▶ What is required
Determine how many lines contain the string "this". Respond with that number and nothing more.

====

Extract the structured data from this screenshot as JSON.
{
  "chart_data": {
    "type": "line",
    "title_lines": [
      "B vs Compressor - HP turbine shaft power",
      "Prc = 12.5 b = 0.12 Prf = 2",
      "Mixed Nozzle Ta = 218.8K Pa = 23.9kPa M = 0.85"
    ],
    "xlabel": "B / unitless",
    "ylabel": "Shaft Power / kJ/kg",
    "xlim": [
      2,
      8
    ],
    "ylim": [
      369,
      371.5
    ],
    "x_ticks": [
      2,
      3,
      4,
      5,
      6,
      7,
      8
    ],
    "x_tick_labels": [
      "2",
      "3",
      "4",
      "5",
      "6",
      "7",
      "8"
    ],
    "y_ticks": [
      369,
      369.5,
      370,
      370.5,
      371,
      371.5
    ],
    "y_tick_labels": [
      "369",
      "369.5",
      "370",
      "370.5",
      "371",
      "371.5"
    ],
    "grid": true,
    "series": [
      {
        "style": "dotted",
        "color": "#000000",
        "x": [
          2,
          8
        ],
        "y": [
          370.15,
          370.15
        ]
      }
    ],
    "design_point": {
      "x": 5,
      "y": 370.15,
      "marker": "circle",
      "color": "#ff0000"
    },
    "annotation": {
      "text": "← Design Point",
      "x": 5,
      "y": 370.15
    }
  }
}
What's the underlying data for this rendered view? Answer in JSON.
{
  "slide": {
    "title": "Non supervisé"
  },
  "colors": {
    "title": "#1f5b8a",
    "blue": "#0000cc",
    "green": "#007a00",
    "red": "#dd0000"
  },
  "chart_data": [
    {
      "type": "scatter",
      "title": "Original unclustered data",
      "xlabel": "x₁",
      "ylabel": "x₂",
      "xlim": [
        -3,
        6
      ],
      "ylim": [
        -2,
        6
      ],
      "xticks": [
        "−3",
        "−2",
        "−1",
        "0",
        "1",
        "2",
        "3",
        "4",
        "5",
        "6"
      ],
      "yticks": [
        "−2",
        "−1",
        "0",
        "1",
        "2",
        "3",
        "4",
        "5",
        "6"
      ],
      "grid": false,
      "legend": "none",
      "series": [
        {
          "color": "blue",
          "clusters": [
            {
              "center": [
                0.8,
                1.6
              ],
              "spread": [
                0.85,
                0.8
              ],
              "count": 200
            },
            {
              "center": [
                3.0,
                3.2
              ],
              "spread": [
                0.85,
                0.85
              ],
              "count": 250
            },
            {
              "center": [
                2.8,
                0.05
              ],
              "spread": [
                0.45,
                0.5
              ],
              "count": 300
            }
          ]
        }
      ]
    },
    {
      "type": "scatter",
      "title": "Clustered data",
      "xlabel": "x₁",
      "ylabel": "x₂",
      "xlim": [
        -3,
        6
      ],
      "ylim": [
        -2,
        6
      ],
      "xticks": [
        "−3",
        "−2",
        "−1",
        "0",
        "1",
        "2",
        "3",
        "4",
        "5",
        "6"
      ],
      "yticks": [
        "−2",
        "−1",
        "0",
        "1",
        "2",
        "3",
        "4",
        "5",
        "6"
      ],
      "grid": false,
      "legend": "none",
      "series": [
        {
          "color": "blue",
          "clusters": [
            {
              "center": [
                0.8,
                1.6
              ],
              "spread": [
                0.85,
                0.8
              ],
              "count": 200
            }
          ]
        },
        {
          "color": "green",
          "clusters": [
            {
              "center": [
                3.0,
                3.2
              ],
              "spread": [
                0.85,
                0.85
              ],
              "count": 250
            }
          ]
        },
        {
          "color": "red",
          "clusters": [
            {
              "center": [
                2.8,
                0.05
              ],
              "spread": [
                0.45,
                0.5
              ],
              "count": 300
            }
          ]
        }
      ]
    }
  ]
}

====

▶ Task solution
2